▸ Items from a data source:
::::::::

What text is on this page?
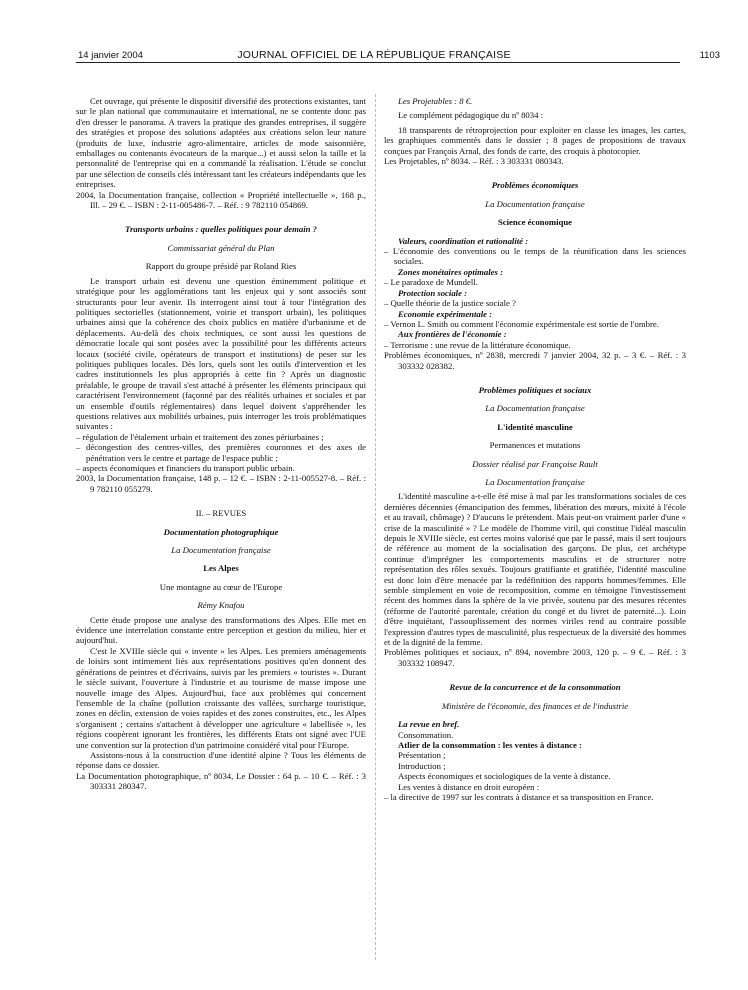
14 janvier 2004	JOURNAL OFFICIEL DE LA RÉPUBLIQUE FRANÇAISE	1103

Cet ouvrage, qui présente le dispositif diversifié des protections existantes, tant sur le plan national que communautaire et international, ne se contente donc pas d'en dresser le panorama. A travers la pratique des grandes entreprises, il suggère des stratégies et propose des solutions adaptées aux créations selon leur nature (produits de luxe, industrie agro-alimentaire, articles de mode saisonnière, emballages ou contenants évocateurs de la marque...) et aussi selon la taille et la personnalité de l'entreprise qui en a commandé la réalisation. L'étude se conclut par une sélection de conseils clés intéressant tant les créateurs indépendants que les entreprises.

2004, la Documentation française, collection « Propriété intellectuelle », 168 p., Ill. – 29 €. – ISBN : 2-11-005486-7. – Réf. : 9 782110 054869.

Transports urbains : quelles politiques pour demain ?

Commissariat général du Plan

Rapport du groupe présidé par Roland Ries

Le transport urbain est devenu une question éminemment politique et stratégique pour les agglomérations tant les enjeux qui y sont associés sont structurants pour leur avenir. Ils interrogent ainsi tout à tour l'intégration des politiques sectorielles (stationnement, voirie et transport urbain), les politiques urbaines ainsi que la cohérence des choix publics en matière d'urbanisme et de déplacements. Au-delà des choix techniques, ce sont aussi les questions de démocratie locale qui sont posées avec la possibilité pour les différents acteurs locaux (société civile, opérateurs de transport et institutions) de peser sur les politiques publiques locales. Dès lors, quels sont les outils d'intervention et les cadres institutionnels les plus appropriés à cette fin ? Après un diagnostic préalable, le groupe de travail s'est attaché à présenter les éléments principaux qui caractérisent l'environnement (façonné par des réalités urbaines et sociales et par un ensemble d'outils réglementaires) dans lequel doivent s'appréhender les questions relatives aux mobilités urbaines, puis interroger les trois problématiques suivantes :

– régulation de l'étalement urbain et traitement des zones périurbaines ;

– décongestion des centres-villes, des premières couronnes et des axes de pénétration vers le centre et partage de l'espace public ;

– aspects économiques et financiers du transport public urbain.

2003, la Documentation française, 148 p. – 12 €. – ISBN : 2-11-005527-8. – Réf. : 9 782110 055279.

II. – REVUES

Documentation photographique

La Documentation française

Les Alpes

Une montagne au cœur de l'Europe

Rémy Knafou

Cette étude propose une analyse des transformations des Alpes. Elle met en évidence une interrelation constante entre perception et gestion du milieu, hier et aujourd'hui.

C'est le XVIIIe siècle qui « invente » les Alpes. Les premiers aménagements de loisirs sont intimement liés aux représentations positives qu'en donnent des générations de peintres et d'écrivains, suivis par les premiers « touristes ». Durant le siècle suivant, l'ouverture à l'industrie et au tourisme de masse impose une nouvelle image des Alpes. Aujourd'hui, face aux problèmes qui concernent l'ensemble de la chaîne (pollution croissante des vallées, surcharge touristique, zones en déclin, extension de voies rapides et des zones construites, etc., les Alpes s'organisent ; certains s'attachent à développer une agriculture « labellisée », les régions coopèrent ignorant les frontières, les différents Etats ont signé avec l'UE une convention sur la protection d'un patrimoine considéré vital pour l'Europe.

Assistons-nous à la construction d'une identité alpine ? Tous les éléments de réponse dans ce dossier.

La Documentation photographique, nº 8034, Le Dossier : 64 p. – 10 €. – Réf. : 3 303331 280347.

Les Projetables : 8 €.

Le complément pédagogique du nº 8034 :

18 transparents de rétroprojection pour exploiter en classe les images, les cartes, les graphiques commentés dans le dossier ; 8 pages de propositions de travaux conçues par François Arnal, des fonds de carte, des croquis à photocopier.

Les Projetables, nº 8034. – Réf. : 3 303331 080343.

Problèmes économiques

La Documentation française

Science économique

Valeurs, coordination et rationalité :

– L'économie des conventions ou le temps de la réunification dans les sciences sociales.

Zones monétaires optimales :

– Le paradoxe de Mundell.

Protection sociale :

– Quelle théorie de la justice sociale ?

Economie expérimentale :

– Vernon L. Smith ou comment l'économie expérimentale est sortie de l'ombre.

Aux frontières de l'économie :

– Terrorisme : une revue de la littérature économique.

Problèmes économiques, nº 2838, mercredi 7 janvier 2004, 32 p. – 3 €. – Réf. : 3 303332 028382.

Problèmes politiques et sociaux

La Documentation française

L'identité masculine

Permanences et mutations

Dossier réalisé par Françoise Rault

La Documentation française

L'identité masculine a-t-elle été mise à mal par les transformations sociales de ces dernières décennies (émancipation des femmes, libération des mœurs, mixité à l'école et au travail, chômage) ? D'aucuns le prétendent. Mais peut-on vraiment parler d'une « crise de la masculinité » ? Le modèle de l'homme viril, qui constitue l'idéal masculin depuis le XVIIIe siècle, est certes moins valorisé que par le passé, mais il sert toujours de référence au moment de la socialisation des garçons. De plus, cet archétype continue d'imprégner les comportements masculins et de structurer notre représentation des rôles sexués. Toujours gratifiante et gratifiée, l'identité masculine est donc loin d'être menacée par la redéfinition des rapports hommes/femmes. Elle semble simplement en voie de recomposition, comme en témoigne l'investissement récent des hommes dans la sphère de la vie privée, soutenu par des mesures récentes (réforme de l'autorité parentale, création du congé et du livret de paternité...). Loin d'être inquiétant, l'assouplissement des normes viriles rend au contraire possible l'expression d'autres types de masculinité, plus respectueux de la diversité des hommes et de la dignité de la femme.

Problèmes politiques et sociaux, nº 894, novembre 2003, 120 p. – 9 €. – Réf. : 3 303332 108947.

Revue de la concurrence et de la consommation

Ministère de l'économie, des finances et de l'industrie

La revue en bref.

Consommation.

Atlier de la consommation : les ventes à distance :

Présentation ;

Introduction ;

Aspects économiques et sociologiques de la vente à distance.

Les ventes à distance en droit européen :

– la directive de 1997 sur les contrats à distance et sa transposition en France.
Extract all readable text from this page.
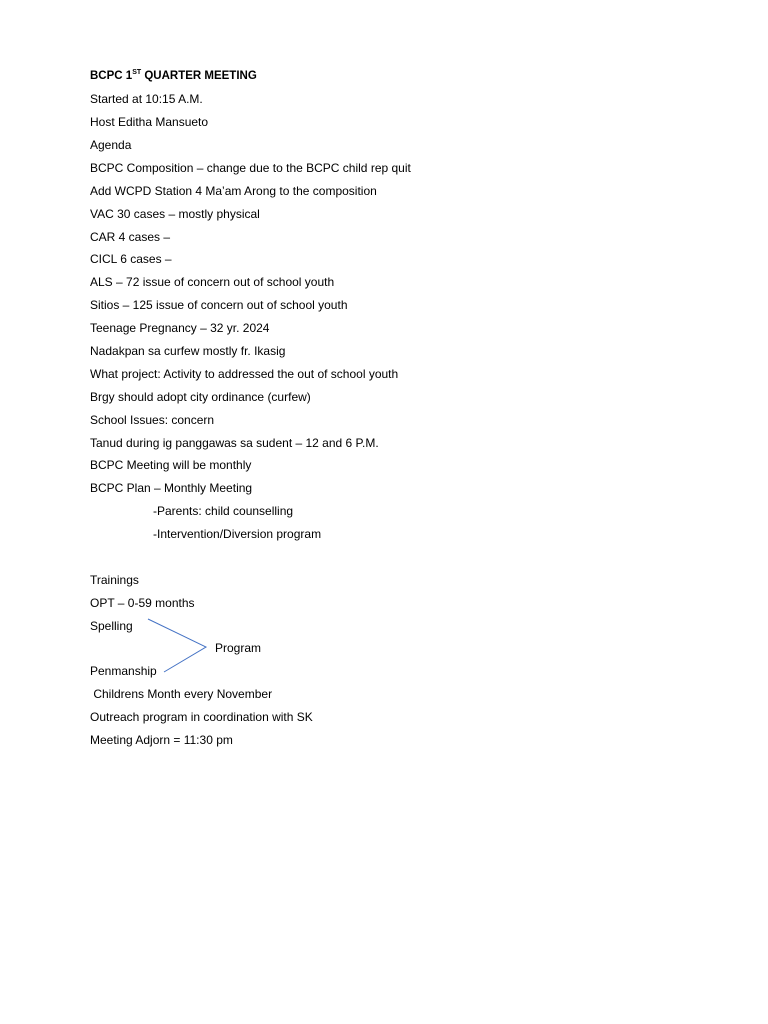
BCPC 1ST QUARTER MEETING
Started at 10:15 A.M.
Host Editha Mansueto
Agenda
BCPC Composition – change due to the BCPC child rep quit
Add WCPD Station 4 Ma’am Arong to the composition
VAC 30 cases – mostly physical
CAR 4 cases –
CICL 6 cases –
ALS – 72 issue of concern out of school youth
Sitios – 125 issue of concern out of school youth
Teenage Pregnancy – 32 yr. 2024
Nadakpan sa curfew mostly fr. Ikasig
What project: Activity to addressed the out of school youth
Brgy should adopt city ordinance (curfew)
School Issues: concern
Tanud during ig panggawas sa sudent – 12 and 6 P.M.
BCPC Meeting will be monthly
BCPC Plan – Monthly Meeting
-Parents: child counselling
-Intervention/Diversion program
Trainings
OPT – 0-59 months
Spelling
Program
Penmanship
Childrens Month every November
Outreach program in coordination with SK
Meeting Adjorn = 11:30 pm
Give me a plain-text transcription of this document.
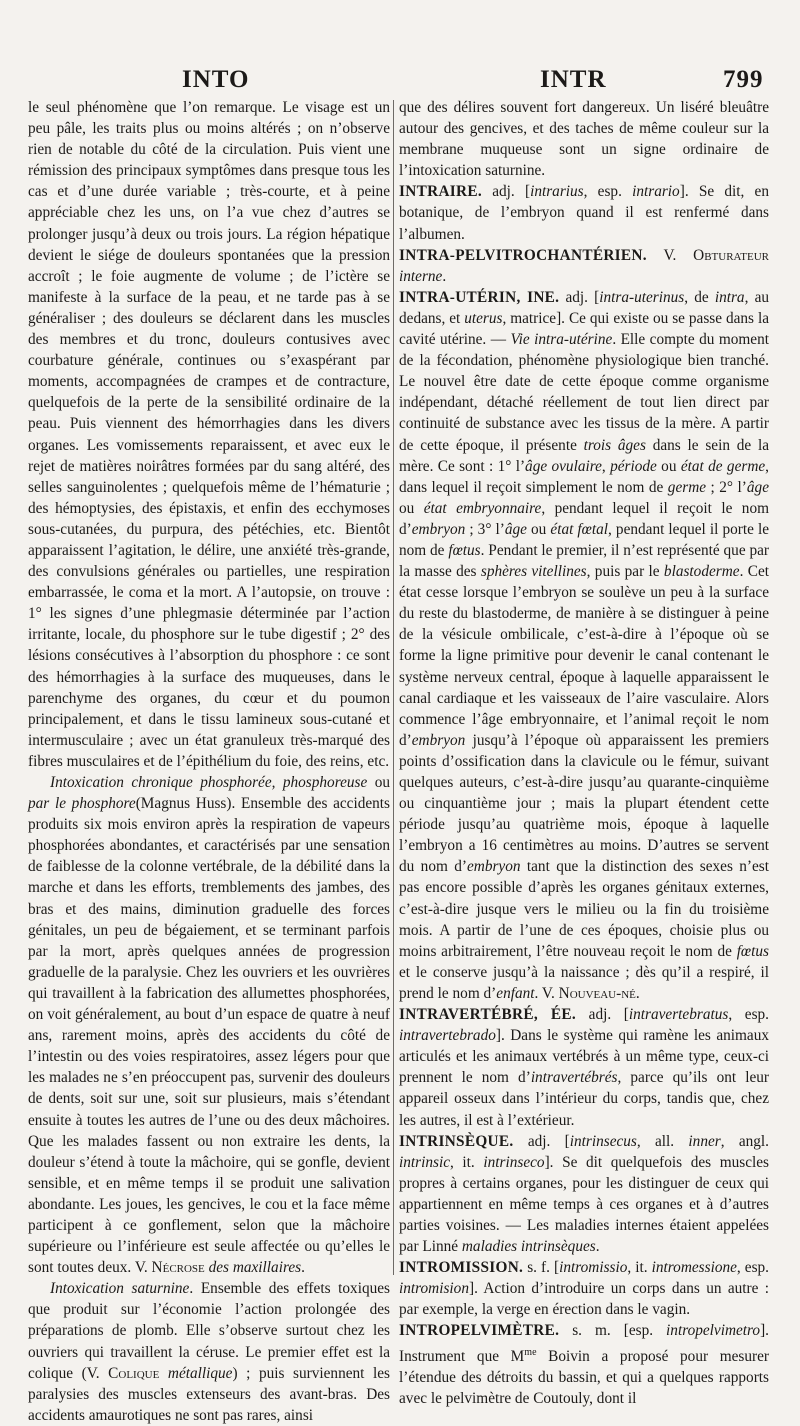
INTO	INTR	799

le seul phénomène que l’on remarque. Le visage est un peu pâle, les traits plus ou moins altérés ; on n’observe rien de notable du côté de la circulation. Puis vient une rémission des principaux symptômes dans presque tous les cas et d’une durée variable ; très-courte, et à peine appréciable chez les uns, on l’a vue chez d’autres se prolonger jusqu’à deux ou trois jours. La région hépatique devient le siége de douleurs spontanées que la pression accroît ; le foie augmente de volume ; de l’ictère se manifeste à la surface de la peau, et ne tarde pas à se généraliser ; des douleurs se déclarent dans les muscles des membres et du tronc, douleurs contusives avec courbature générale, continues ou s’exaspérant par moments, accompagnées de crampes et de contracture, quelquefois de la perte de la sensibilité ordinaire de la peau. Puis viennent des hémorrhagies dans les divers organes. Les vomissements reparaissent, et avec eux le rejet de matières noirâtres formées par du sang altéré, des selles sanguinolentes ; quelquefois même de l’hématurie ; des hémoptysies, des épistaxis, et enfin des ecchymoses sous-cutanées, du purpura, des pétéchies, etc. Bientôt apparaissent l’agitation, le délire, une anxiété très-grande, des convulsions générales ou partielles, une respiration embarrassée, le coma et la mort. A l’autopsie, on trouve : 1° les signes d’une phlegmasie déterminée par l’action irritante, locale, du phosphore sur le tube digestif ; 2° des lésions consécutives à l’absorption du phosphore : ce sont des hémorrhagies à la surface des muqueuses, dans le parenchyme des organes, du cœur et du poumon principalement, et dans le tissu lamineux sous-cutané et intermusculaire ; avec un état granuleux très-marqué des fibres musculaires et de l’épithélium du foie, des reins, etc.

Intoxication chronique phosphorée, phosphoreuse ou par le phosphore(Magnus Huss). Ensemble des accidents produits six mois environ après la respiration de vapeurs phosphorées abondantes, et caractérisés par une sensation de faiblesse de la colonne vertébrale, de la débilité dans la marche et dans les efforts, tremblements des jambes, des bras et des mains, diminution graduelle des forces génitales, un peu de bégaiement, et se terminant parfois par la mort, après quelques années de progression graduelle de la paralysie. Chez les ouvriers et les ouvrières qui travaillent à la fabrication des allumettes phosphorées, on voit généralement, au bout d’un espace de quatre à neuf ans, rarement moins, après des accidents du côté de l’intestin ou des voies respiratoires, assez légers pour que les malades ne s’en préoccupent pas, survenir des douleurs de dents, soit sur une, soit sur plusieurs, mais s’étendant ensuite à toutes les autres de l’une ou des deux mâchoires. Que les malades fassent ou non extraire les dents, la douleur s’étend à toute la mâchoire, qui se gonfle, devient sensible, et en même temps il se produit une salivation abondante. Les joues, les gencives, le cou et la face même participent à ce gonflement, selon que la mâchoire supérieure ou l’inférieure est seule affectée ou qu’elles le sont toutes deux. V. Nécrose des maxillaires.

Intoxication saturnine. Ensemble des effets toxiques que produit sur l’économie l’action prolongée des préparations de plomb. Elle s’observe surtout chez les ouvriers qui travaillent la céruse. Le premier effet est la colique (V. Colique métallique) ; puis surviennent les paralysies des muscles extenseurs des avant-bras. Des accidents amaurotiques ne sont pas rares, ainsi

que des délires souvent fort dangereux. Un liséré bleuâtre autour des gencives, et des taches de même couleur sur la membrane muqueuse sont un signe ordinaire de l’intoxication saturnine.

INTRAIRE. adj. [intrarius, esp. intrario]. Se dit, en botanique, de l’embryon quand il est renfermé dans l’albumen.

INTRA-PELVITROCHANTÉRIEN. V. Obturateur interne.

INTRA-UTÉRIN, INE. adj. [intra-uterinus, de intra, au dedans, et uterus, matrice]. Ce qui existe ou se passe dans la cavité utérine. — Vie intra-utérine. Elle compte du moment de la fécondation, phénomène physiologique bien tranché. Le nouvel être date de cette époque comme organisme indépendant, détaché réellement de tout lien direct par continuité de substance avec les tissus de la mère. A partir de cette époque, il présente trois âges dans le sein de la mère. Ce sont : 1° l’âge ovulaire, période ou état de germe, dans lequel il reçoit simplement le nom de germe ; 2° l’âge ou état embryonnaire, pendant lequel il reçoit le nom d’embryon ; 3° l’âge ou état fœtal, pendant lequel il porte le nom de fœtus. Pendant le premier, il n’est représenté que par la masse des sphères vitellines, puis par le blastoderme. Cet état cesse lorsque l’embryon se soulève un peu à la surface du reste du blastoderme, de manière à se distinguer à peine de la vésicule ombilicale, c’est-à-dire à l’époque où se forme la ligne primitive pour devenir le canal contenant le système nerveux central, époque à laquelle apparaissent le canal cardiaque et les vaisseaux de l’aire vasculaire. Alors commence l’âge embryonnaire, et l’animal reçoit le nom d’embryon jusqu’à l’époque où apparaissent les premiers points d’ossification dans la clavicule ou le fémur, suivant quelques auteurs, c’est-à-dire jusqu’au quarante-cinquième ou cinquantième jour ; mais la plupart étendent cette période jusqu’au quatrième mois, époque à laquelle l’embryon a 16 centimètres au moins. D’autres se servent du nom d’embryon tant que la distinction des sexes n’est pas encore possible d’après les organes génitaux externes, c’est-à-dire jusque vers le milieu ou la fin du troisième mois. A partir de l’une de ces époques, choisie plus ou moins arbitrairement, l’être nouveau reçoit le nom de fœtus et le conserve jusqu’à la naissance ; dès qu’il a respiré, il prend le nom d’enfant. V. Nouveau-né.

INTRAVERTÉBRÉ, ÉE. adj. [intravertebratus, esp. intravertebrado]. Dans le système qui ramène les animaux articulés et les animaux vertébrés à un même type, ceux-ci prennent le nom d’intravertébrés, parce qu’ils ont leur appareil osseux dans l’intérieur du corps, tandis que, chez les autres, il est à l’extérieur.

INTRINSÈQUE. adj. [intrinsecus, all. inner, angl. intrinsic, it. intrinseco]. Se dit quelquefois des muscles propres à certains organes, pour les distinguer de ceux qui appartiennent en même temps à ces organes et à d’autres parties voisines. — Les maladies internes étaient appelées par Linné maladies intrinsèques.

INTROMISSION. s. f. [intromissio, it. intromessione, esp. intromision]. Action d’introduire un corps dans un autre : par exemple, la verge en érection dans le vagin.

INTROPELVIMÈTRE. s. m. [esp. intropelvimetro]. Instrument que $M^{me}$ Boivin a proposé pour mesurer l’étendue des détroits du bassin, et qui a quelques rapports avec le pelvimètre de Coutouly, dont il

::::::::

▸ Problem description: Say how many lines of the material contain the word "BCPC", with no other text.

▸ Response to this task: 4